STATED PROBLEM — Every record should be written out exactly, please.

------------

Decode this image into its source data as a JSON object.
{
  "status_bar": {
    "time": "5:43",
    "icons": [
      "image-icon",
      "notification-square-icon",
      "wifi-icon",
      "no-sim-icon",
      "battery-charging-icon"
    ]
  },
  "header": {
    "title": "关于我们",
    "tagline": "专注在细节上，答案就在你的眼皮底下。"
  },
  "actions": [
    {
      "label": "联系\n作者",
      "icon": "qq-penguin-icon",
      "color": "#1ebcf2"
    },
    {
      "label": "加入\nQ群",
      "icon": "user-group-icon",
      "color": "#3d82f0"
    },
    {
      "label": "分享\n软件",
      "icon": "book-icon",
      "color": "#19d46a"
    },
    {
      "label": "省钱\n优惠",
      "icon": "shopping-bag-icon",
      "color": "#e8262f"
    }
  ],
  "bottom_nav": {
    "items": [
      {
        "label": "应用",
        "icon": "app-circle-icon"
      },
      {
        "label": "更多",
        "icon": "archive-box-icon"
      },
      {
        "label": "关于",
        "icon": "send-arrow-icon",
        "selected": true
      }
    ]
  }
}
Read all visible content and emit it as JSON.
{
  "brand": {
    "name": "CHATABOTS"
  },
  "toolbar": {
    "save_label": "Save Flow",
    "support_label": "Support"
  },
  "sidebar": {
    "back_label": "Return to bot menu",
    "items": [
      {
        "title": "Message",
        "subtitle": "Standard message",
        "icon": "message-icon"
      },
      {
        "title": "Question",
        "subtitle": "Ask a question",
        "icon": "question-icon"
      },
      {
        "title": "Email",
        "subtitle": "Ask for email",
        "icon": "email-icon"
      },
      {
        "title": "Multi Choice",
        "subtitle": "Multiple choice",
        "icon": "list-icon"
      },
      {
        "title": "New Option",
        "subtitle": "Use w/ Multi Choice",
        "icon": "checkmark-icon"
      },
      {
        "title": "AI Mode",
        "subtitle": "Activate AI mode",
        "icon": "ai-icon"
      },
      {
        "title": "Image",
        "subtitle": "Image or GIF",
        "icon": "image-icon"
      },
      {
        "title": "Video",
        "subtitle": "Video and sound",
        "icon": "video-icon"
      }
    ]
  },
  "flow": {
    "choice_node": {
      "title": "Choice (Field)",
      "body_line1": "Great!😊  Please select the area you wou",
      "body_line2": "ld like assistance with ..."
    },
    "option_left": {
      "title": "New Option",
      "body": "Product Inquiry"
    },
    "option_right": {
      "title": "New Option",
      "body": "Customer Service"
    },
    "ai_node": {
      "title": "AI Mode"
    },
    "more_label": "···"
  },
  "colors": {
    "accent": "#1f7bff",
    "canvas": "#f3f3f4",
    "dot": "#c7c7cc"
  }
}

------------

COMPLETE OUTPUT —
Decode this image into its source data as a JSON object.
{
  "status_bar": {
    "time": "5:43",
    "icons": [
      "image-icon",
      "notification-square-icon",
      "wifi-icon",
      "no-sim-icon",
      "battery-charging-icon"
    ]
  },
  "header": {
    "title": "关于我们",
    "tagline": "专注在细节上，答案就在你的眼皮底下。"
  },
  "actions": [
    {
      "label": "联系\n作者",
      "icon": "qq-penguin-icon",
      "color": "#1ebcf2"
    },
    {
      "label": "加入\nQ群",
      "icon": "user-group-icon",
      "color": "#3d82f0"
    },
    {
      "label": "分享\n软件",
      "icon": "book-icon",
      "color": "#19d46a"
    },
    {
      "label": "省钱\n优惠",
      "icon": "shopping-bag-icon",
      "color": "#e8262f"
    }
  ],
  "bottom_nav": {
    "items": [
      {
        "label": "应用",
        "icon": "app-circle-icon"
      },
      {
        "label": "更多",
        "icon": "archive-box-icon"
      },
      {
        "label": "关于",
        "icon": "send-arrow-icon",
        "selected": true
      }
    ]
  }
}
Read all visible content and emit it as JSON.
{
  "brand": {
    "name": "CHATABOTS"
  },
  "toolbar": {
    "save_label": "Save Flow",
    "support_label": "Support"
  },
  "sidebar": {
    "back_label": "Return to bot menu",
    "items": [
      {
        "title": "Message",
        "subtitle": "Standard message",
        "icon": "message-icon"
      },
      {
        "title": "Question",
        "subtitle": "Ask a question",
        "icon": "question-icon"
      },
      {
        "title": "Email",
        "subtitle": "Ask for email",
        "icon": "email-icon"
      },
      {
        "title": "Multi Choice",
        "subtitle": "Multiple choice",
        "icon": "list-icon"
      },
      {
        "title": "New Option",
        "subtitle": "Use w/ Multi Choice",
        "icon": "checkmark-icon"
      },
      {
        "title": "AI Mode",
        "subtitle": "Activate AI mode",
        "icon": "ai-icon"
      },
      {
        "title": "Image",
        "subtitle": "Image or GIF",
        "icon": "image-icon"
      },
      {
        "title": "Video",
        "subtitle": "Video and sound",
        "icon": "video-icon"
      }
    ]
  },
  "flow": {
    "choice_node": {
      "title": "Choice (Field)",
      "body_line1": "Great!😊  Please select the area you wou",
      "body_line2": "ld like assistance with ..."
    },
    "option_left": {
      "title": "New Option",
      "body": "Product Inquiry"
    },
    "option_right": {
      "title": "New Option",
      "body": "Customer Service"
    },
    "ai_node": {
      "title": "AI Mode"
    },
    "more_label": "···"
  },
  "colors": {
    "accent": "#1f7bff",
    "canvas": "#f3f3f4",
    "dot": "#c7c7cc"
  }
}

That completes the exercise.